- _Description of the task_:
Will you quote only the lines starting at the one that contains "What's the underlying" and ending with the last line of the listing below, inclusive?

- _Stored records_:

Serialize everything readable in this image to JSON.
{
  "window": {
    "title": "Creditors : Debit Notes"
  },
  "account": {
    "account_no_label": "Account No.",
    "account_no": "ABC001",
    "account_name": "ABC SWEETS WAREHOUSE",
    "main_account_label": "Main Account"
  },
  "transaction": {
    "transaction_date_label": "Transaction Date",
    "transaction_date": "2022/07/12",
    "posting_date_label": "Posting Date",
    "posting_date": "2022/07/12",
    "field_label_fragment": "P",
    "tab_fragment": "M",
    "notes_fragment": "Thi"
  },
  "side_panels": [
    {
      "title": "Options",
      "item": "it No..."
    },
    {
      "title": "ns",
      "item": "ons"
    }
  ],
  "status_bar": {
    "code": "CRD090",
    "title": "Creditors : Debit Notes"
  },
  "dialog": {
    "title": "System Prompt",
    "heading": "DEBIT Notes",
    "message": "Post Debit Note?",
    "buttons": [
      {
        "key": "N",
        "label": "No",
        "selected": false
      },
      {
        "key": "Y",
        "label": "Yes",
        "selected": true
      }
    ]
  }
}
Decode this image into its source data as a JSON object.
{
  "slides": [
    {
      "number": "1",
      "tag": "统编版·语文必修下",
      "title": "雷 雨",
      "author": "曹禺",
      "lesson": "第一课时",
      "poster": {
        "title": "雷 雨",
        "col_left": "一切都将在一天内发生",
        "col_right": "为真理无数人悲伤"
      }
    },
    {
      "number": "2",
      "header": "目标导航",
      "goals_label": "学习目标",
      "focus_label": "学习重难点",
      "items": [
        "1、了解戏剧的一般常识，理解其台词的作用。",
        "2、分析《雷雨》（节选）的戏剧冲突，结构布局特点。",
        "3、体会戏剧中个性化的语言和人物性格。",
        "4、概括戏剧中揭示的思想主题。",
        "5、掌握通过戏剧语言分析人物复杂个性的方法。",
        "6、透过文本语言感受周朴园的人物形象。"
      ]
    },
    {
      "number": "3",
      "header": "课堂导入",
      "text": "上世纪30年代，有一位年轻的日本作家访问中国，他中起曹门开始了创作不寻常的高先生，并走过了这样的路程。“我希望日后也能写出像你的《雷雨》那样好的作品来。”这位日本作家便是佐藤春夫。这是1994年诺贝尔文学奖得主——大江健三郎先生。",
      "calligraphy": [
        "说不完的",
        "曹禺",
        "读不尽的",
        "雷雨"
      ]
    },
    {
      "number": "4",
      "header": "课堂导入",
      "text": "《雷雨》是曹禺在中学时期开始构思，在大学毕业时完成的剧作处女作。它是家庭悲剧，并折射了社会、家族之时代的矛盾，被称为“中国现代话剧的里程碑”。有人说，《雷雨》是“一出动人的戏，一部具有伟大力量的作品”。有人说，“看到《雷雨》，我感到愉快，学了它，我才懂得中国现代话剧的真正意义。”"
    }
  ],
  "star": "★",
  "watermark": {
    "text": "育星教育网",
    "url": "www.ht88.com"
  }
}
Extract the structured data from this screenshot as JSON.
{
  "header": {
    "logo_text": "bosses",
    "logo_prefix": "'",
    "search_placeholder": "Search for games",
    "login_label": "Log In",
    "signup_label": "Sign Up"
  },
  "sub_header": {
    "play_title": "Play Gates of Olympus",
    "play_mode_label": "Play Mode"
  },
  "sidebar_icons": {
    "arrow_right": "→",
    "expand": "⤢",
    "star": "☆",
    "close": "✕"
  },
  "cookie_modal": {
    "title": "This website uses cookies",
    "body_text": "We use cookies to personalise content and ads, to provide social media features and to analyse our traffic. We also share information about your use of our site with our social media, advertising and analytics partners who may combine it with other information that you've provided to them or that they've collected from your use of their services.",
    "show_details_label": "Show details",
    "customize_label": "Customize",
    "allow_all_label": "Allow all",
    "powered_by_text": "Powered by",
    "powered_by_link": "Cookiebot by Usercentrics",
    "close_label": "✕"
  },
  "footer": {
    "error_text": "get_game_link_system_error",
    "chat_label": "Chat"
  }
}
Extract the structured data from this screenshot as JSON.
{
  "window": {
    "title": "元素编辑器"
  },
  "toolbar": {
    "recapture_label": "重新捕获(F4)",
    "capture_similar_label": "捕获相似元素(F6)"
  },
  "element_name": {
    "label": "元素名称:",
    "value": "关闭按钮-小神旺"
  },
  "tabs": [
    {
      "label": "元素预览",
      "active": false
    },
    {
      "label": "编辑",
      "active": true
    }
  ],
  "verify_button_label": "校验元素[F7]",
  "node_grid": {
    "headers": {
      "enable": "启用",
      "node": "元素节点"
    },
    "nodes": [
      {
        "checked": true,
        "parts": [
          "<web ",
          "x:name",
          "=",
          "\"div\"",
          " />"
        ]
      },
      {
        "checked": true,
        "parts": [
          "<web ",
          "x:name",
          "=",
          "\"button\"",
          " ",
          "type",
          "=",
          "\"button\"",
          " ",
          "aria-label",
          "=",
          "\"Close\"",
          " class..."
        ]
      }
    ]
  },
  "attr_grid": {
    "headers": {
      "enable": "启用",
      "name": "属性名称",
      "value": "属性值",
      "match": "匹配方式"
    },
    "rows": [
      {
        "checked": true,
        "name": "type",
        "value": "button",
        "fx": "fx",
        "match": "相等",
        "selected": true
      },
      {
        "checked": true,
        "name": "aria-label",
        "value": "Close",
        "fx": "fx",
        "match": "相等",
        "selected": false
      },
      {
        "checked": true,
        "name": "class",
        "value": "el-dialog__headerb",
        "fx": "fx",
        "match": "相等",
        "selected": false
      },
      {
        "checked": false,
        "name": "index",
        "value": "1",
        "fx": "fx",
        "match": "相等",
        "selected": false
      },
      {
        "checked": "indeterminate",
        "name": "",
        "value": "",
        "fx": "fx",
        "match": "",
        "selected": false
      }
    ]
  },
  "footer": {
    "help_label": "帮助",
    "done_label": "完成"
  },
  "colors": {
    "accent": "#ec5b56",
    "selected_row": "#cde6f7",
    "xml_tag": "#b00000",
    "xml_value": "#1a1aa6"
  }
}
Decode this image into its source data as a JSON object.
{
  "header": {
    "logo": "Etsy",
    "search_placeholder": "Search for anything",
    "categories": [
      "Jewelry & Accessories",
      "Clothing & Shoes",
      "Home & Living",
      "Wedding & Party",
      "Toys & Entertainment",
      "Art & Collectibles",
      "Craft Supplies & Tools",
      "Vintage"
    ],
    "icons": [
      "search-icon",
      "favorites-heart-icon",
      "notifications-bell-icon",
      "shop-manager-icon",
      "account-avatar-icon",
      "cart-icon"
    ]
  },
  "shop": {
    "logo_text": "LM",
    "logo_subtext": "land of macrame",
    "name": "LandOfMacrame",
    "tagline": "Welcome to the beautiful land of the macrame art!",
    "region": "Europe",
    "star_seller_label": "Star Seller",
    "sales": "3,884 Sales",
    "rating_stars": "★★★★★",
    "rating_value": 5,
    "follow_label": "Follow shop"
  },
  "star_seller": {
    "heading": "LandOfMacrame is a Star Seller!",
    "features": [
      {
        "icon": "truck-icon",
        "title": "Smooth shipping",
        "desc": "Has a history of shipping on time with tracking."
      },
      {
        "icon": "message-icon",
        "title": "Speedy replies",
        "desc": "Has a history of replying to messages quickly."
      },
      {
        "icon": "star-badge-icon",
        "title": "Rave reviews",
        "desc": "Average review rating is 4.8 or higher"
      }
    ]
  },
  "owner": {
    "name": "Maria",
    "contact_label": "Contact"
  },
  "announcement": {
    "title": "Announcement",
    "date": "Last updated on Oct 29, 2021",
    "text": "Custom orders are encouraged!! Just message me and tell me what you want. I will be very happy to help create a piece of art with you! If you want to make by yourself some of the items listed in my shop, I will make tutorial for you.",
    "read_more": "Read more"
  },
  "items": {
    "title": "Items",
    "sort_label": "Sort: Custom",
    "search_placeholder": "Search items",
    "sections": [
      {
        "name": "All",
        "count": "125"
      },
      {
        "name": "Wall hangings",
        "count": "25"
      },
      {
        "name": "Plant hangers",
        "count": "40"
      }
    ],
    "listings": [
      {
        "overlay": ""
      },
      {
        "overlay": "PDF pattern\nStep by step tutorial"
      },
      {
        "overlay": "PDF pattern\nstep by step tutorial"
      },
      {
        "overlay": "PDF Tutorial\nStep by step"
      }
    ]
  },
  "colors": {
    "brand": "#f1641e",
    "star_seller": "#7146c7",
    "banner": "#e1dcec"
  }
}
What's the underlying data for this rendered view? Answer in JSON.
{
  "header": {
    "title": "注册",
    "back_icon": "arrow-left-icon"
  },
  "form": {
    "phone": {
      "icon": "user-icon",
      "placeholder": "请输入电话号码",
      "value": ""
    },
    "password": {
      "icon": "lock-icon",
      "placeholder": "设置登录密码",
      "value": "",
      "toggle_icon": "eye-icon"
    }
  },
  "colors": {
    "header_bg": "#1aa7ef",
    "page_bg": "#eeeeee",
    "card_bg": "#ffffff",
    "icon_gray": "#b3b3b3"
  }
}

- _Full solution_:
What's the underlying data for this rendered view? Answer in JSON.
{
  "header": {
    "title": "注册",
    "back_icon": "arrow-left-icon"
  },
  "form": {
    "phone": {
      "icon": "user-icon",
      "placeholder": "请输入电话号码",
      "value": ""
    },
    "password": {
      "icon": "lock-icon",
      "placeholder": "设置登录密码",
      "value": "",
      "toggle_icon": "eye-icon"
    }
  },
  "colors": {
    "header_bg": "#1aa7ef",
    "page_bg": "#eeeeee",
    "card_bg": "#ffffff",
    "icon_gray": "#b3b3b3"
  }
}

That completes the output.